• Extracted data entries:
**********
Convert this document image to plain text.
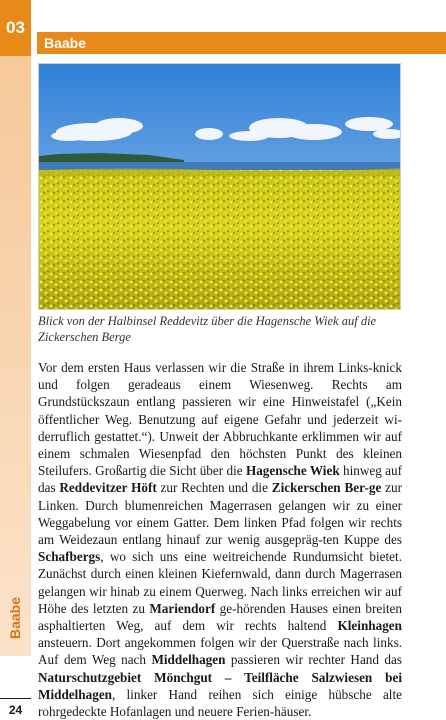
03
Baabe
24
Baabe
Blick von der Halbinsel Reddevitz über die Hagensche Wiek auf die Zickerschen Berge

Vor dem ersten Haus verlassen wir die Straße in ihrem Links-knick und folgen geradeaus einem Wiesenweg. Rechts am Grundstückszaun entlang passieren wir eine Hinweistafel („Kein öffentlicher Weg. Benutzung auf eigene Gefahr und jederzeit wi-derruflich gestattet.“). Unweit der Abbruchkante erklimmen wir auf einem schmalen Wiesenpfad den höchsten Punkt des kleinen Steilufers. Großartig die Sicht über die Hagensche Wiek hinweg auf das Reddevitzer Höft zur Rechten und die Zickerschen Ber-ge zur Linken. Durch blumenreichen Magerrasen gelangen wir zu einer Weggabelung vor einem Gatter. Dem linken Pfad folgen wir rechts am Weidezaun entlang hinauf zur wenig ausgepräg-ten Kuppe des Schafbergs, wo sich uns eine weitreichende Rundumsicht bietet. Zunächst durch einen kleinen Kiefernwald, dann durch Magerrasen gelangen wir hinab zu einem Querweg. Nach links erreichen wir auf Höhe des letzten zu Mariendorf ge-hörenden Hauses einen breiten asphaltierten Weg, auf dem wir rechts haltend Kleinhagen ansteuern. Dort angekommen folgen wir der Querstraße nach links. Auf dem Weg nach Middelhagen passieren wir rechter Hand das Naturschutzgebiet Mönchgut – Teilfläche Salzwiesen bei Middelhagen, linker Hand reihen sich einige hübsche alte rohrgedeckte Hofanlagen und neuere Ferien-häuser.
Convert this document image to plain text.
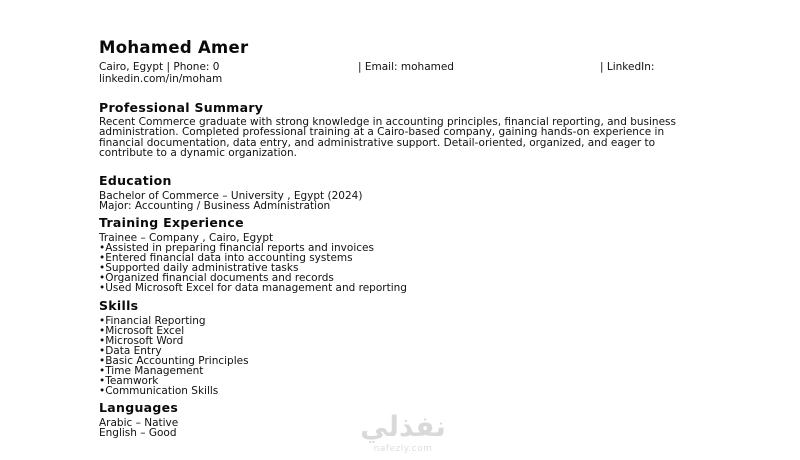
Mohamed Amer
Cairo, Egypt | Phone: 0	| Email: mohamed	| LinkedIn:
linkedin.com/in/moham
Professional Summary

Recent Commerce graduate with strong knowledge in accounting principles, financial reporting, and business administration. Completed professional training at a Cairo-based company, gaining hands-on experience in financial documentation, data entry, and administrative support. Detail-oriented, organized, and eager to contribute to a dynamic organization.

Education

Bachelor of Commerce – University , Egypt (2024)

Major: Accounting / Business Administration

Training Experience

Trainee – Company , Cairo, Egypt

• Assisted in preparing financial reports and invoices
• Entered financial data into accounting systems
• Supported daily administrative tasks
• Organized financial documents and records
• Used Microsoft Excel for data management and reporting
Skills
• Financial Reporting
• Microsoft Excel
• Microsoft Word
• Data Entry
• Basic Accounting Principles
• Time Management
• Teamwork
• Communication Skills
Languages

Arabic – Native

English – Good	نفذلي
nafezly.com
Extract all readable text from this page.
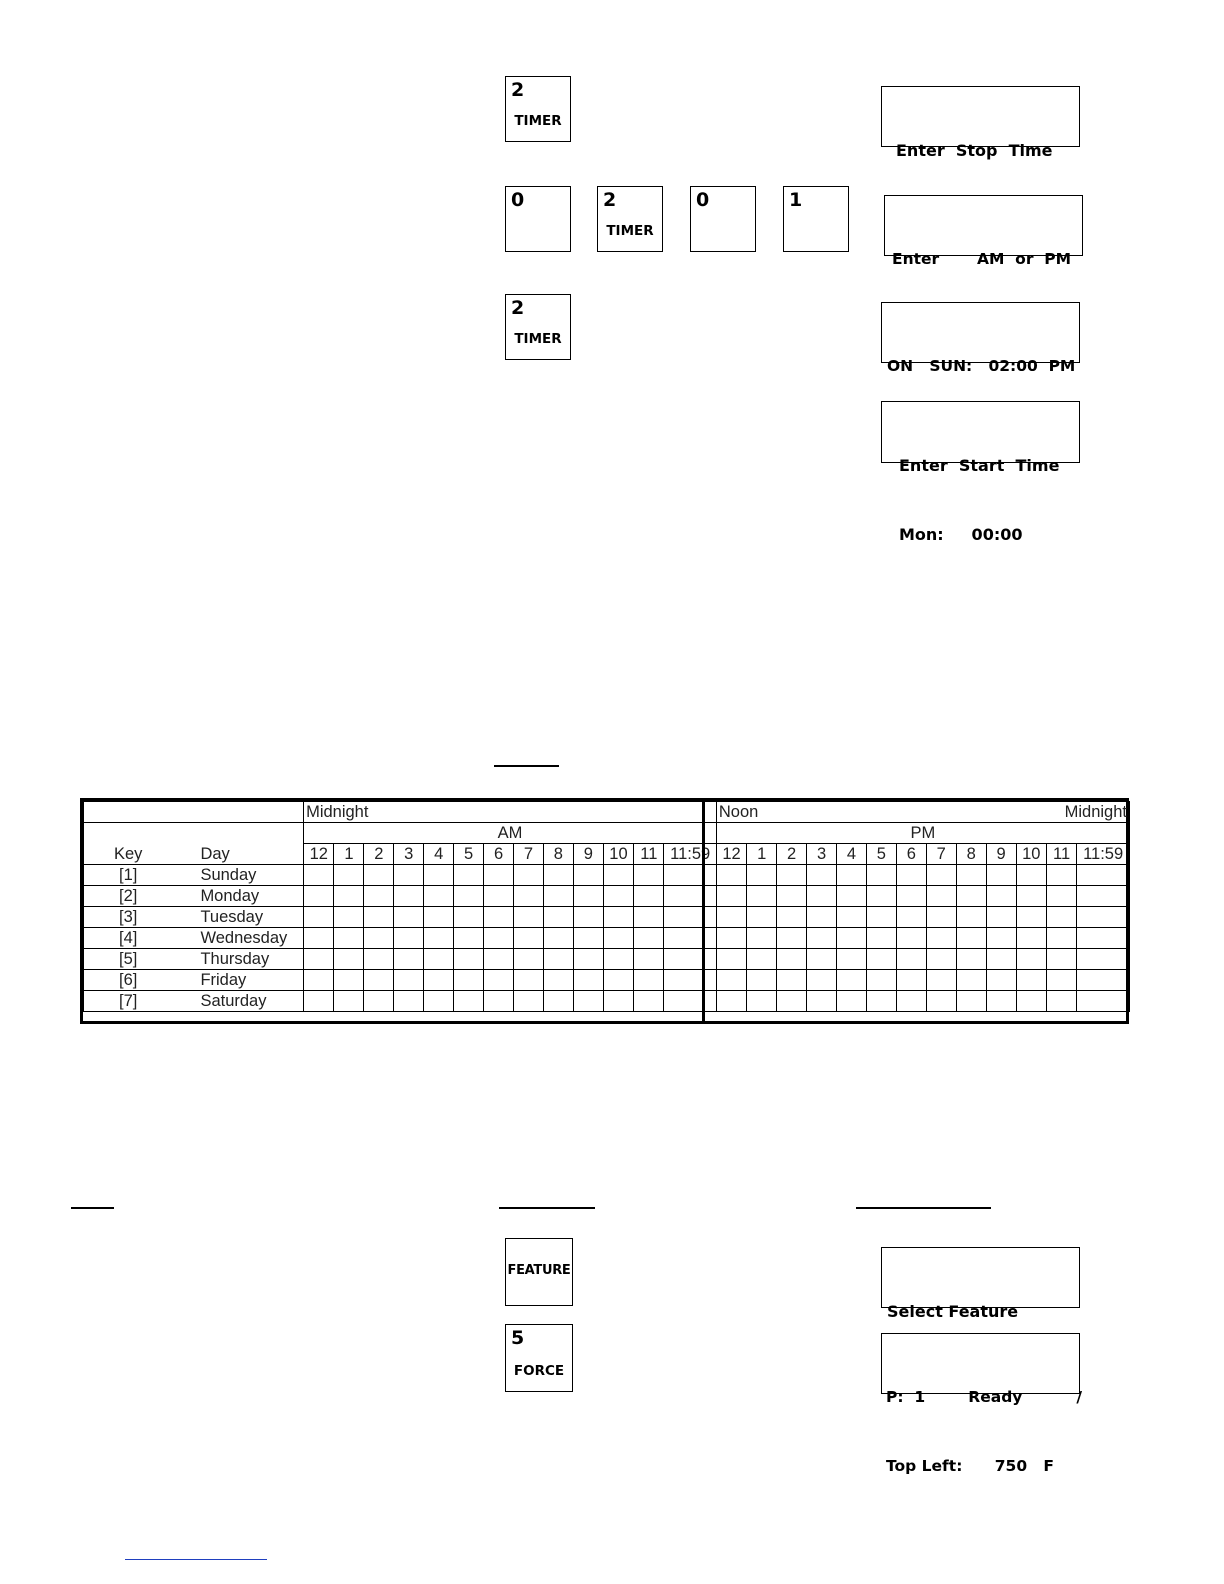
2
TIMER

Enter  Stop  Time

0	2
TIMER
0	1

Enter       AM  or  PM

2
TIMER

ON   SUN:   02:00  PM

Enter  Start  Time

Mon:     00:00

		Midnight													Noon Midnight												

		AM													PM												
Key	Day	12	1	2	3	4	5	6	7	8	9	10	11	11:59	12	1	2	3	4	5	6	7	8	9	10	11	11:59
[1]	Sunday																										
[2]	Monday																										
[3]	Tuesday																										
[4]	Wednesday																										
[5]	Thursday																										
[6]	Friday																										
[7]	Saturday																										
FEATURE

Select Feature

5
FORCE

P:  1        Ready          /

Top Left:      750   F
**********
• PROBLEM STATEMENT: Every entry must be reproduced exactly, with the images left out.

• SOLVED EXERCISE:
Convert this document image to plain text.
03
Baabe
24
Baabe
Blick von der Halbinsel Reddevitz über die Hagensche Wiek auf die Zickerschen Berge

Vor dem ersten Haus verlassen wir die Straße in ihrem Links-knick und folgen geradeaus einem Wiesenweg. Rechts am Grundstückszaun entlang passieren wir eine Hinweistafel („Kein öffentlicher Weg. Benutzung auf eigene Gefahr und jederzeit wi-derruflich gestattet.“). Unweit der Abbruchkante erklimmen wir auf einem schmalen Wiesenpfad den höchsten Punkt des kleinen Steilufers. Großartig die Sicht über die Hagensche Wiek hinweg auf das Reddevitzer Höft zur Rechten und die Zickerschen Ber-ge zur Linken. Durch blumenreichen Magerrasen gelangen wir zu einer Weggabelung vor einem Gatter. Dem linken Pfad folgen wir rechts am Weidezaun entlang hinauf zur wenig ausgepräg-ten Kuppe des Schafbergs, wo sich uns eine weitreichende Rundumsicht bietet. Zunächst durch einen kleinen Kiefernwald, dann durch Magerrasen gelangen wir hinab zu einem Querweg. Nach links erreichen wir auf Höhe des letzten zu Mariendorf ge-hörenden Hauses einen breiten asphaltierten Weg, auf dem wir rechts haltend Kleinhagen ansteuern. Dort angekommen folgen wir der Querstraße nach links. Auf dem Weg nach Middelhagen passieren wir rechter Hand das Naturschutzgebiet Mönchgut – Teilfläche Salzwiesen bei Middelhagen, linker Hand reihen sich einige hübsche alte rohrgedeckte Hofanlagen und neuere Ferien-häuser.
Convert this document image to plain text.
Mohamed Amer
Cairo, Egypt | Phone: 0	| Email: mohamed	| LinkedIn:
linkedin.com/in/moham
Professional Summary

Recent Commerce graduate with strong knowledge in accounting principles, financial reporting, and business administration. Completed professional training at a Cairo-based company, gaining hands-on experience in financial documentation, data entry, and administrative support. Detail-oriented, organized, and eager to contribute to a dynamic organization.

Education

Bachelor of Commerce – University , Egypt (2024)

Major: Accounting / Business Administration

Training Experience

Trainee – Company , Cairo, Egypt

• Assisted in preparing financial reports and invoices
• Entered financial data into accounting systems
• Supported daily administrative tasks
• Organized financial documents and records
• Used Microsoft Excel for data management and reporting
Skills
• Financial Reporting
• Microsoft Excel
• Microsoft Word
• Data Entry
• Basic Accounting Principles
• Time Management
• Teamwork
• Communication Skills
Languages

Arabic – Native

English – Good	نفذلي
nafezly.com
Extract all readable text from this page.
2
TIMER

Enter  Stop  Time

0	2
TIMER
0	1

Enter       AM  or  PM

2
TIMER

ON   SUN:   02:00  PM

Enter  Start  Time

Mon:     00:00

		Midnight													Noon Midnight												

		AM													PM												
Key	Day	12	1	2	3	4	5	6	7	8	9	10	11	11:59	12	1	2	3	4	5	6	7	8	9	10	11	11:59
[1]	Sunday																										
[2]	Monday																										
[3]	Tuesday																										
[4]	Wednesday																										
[5]	Thursday																										
[6]	Friday																										
[7]	Saturday																										
FEATURE

Select Feature

5
FORCE

P:  1        Ready          /

Top Left:      750   F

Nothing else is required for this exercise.